* _THE REQUEST_: Every line that holds the string "JSON" is to be identified and copied.

::::::::

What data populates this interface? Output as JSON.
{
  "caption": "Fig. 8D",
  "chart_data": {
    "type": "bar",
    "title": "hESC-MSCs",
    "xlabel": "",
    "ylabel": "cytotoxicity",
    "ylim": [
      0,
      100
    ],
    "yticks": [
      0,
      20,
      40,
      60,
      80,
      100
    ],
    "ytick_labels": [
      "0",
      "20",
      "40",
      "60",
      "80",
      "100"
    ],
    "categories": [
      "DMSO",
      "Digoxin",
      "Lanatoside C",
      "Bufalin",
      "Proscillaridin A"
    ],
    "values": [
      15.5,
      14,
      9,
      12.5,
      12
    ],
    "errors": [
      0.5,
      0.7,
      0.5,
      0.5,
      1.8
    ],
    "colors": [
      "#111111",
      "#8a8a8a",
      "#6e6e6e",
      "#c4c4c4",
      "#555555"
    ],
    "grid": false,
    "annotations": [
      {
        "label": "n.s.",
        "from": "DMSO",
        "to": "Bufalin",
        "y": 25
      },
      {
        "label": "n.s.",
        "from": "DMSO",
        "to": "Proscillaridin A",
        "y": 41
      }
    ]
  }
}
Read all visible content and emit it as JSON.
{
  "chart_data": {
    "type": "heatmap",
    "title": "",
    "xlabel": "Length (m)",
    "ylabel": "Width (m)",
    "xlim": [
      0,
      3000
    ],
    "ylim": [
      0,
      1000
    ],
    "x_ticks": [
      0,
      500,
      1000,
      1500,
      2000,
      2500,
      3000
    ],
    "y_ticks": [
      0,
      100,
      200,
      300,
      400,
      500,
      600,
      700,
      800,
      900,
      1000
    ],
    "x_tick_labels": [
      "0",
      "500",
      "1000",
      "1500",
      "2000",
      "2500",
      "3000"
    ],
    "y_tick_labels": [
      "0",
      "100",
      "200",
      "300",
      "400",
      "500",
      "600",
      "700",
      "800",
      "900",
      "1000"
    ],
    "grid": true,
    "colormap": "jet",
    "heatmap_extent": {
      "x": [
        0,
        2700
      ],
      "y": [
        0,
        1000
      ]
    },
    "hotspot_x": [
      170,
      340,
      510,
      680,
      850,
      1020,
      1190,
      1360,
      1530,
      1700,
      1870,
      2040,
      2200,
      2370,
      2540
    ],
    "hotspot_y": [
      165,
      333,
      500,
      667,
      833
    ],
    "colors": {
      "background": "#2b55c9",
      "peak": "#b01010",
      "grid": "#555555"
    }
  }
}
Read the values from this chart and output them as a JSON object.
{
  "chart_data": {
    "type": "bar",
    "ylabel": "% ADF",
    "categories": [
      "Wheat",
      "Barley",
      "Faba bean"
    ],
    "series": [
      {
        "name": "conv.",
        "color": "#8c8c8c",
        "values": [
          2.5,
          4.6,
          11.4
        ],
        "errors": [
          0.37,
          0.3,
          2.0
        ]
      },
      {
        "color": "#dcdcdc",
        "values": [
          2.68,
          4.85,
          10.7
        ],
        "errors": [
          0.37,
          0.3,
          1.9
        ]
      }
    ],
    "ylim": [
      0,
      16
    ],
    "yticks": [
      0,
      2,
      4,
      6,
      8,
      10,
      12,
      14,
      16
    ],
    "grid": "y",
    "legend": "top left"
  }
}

::::::::

* _TASK ANSWER_:
What data populates this interface? Output as JSON.
Read all visible content and emit it as JSON.
Read the values from this chart and output them as a JSON object.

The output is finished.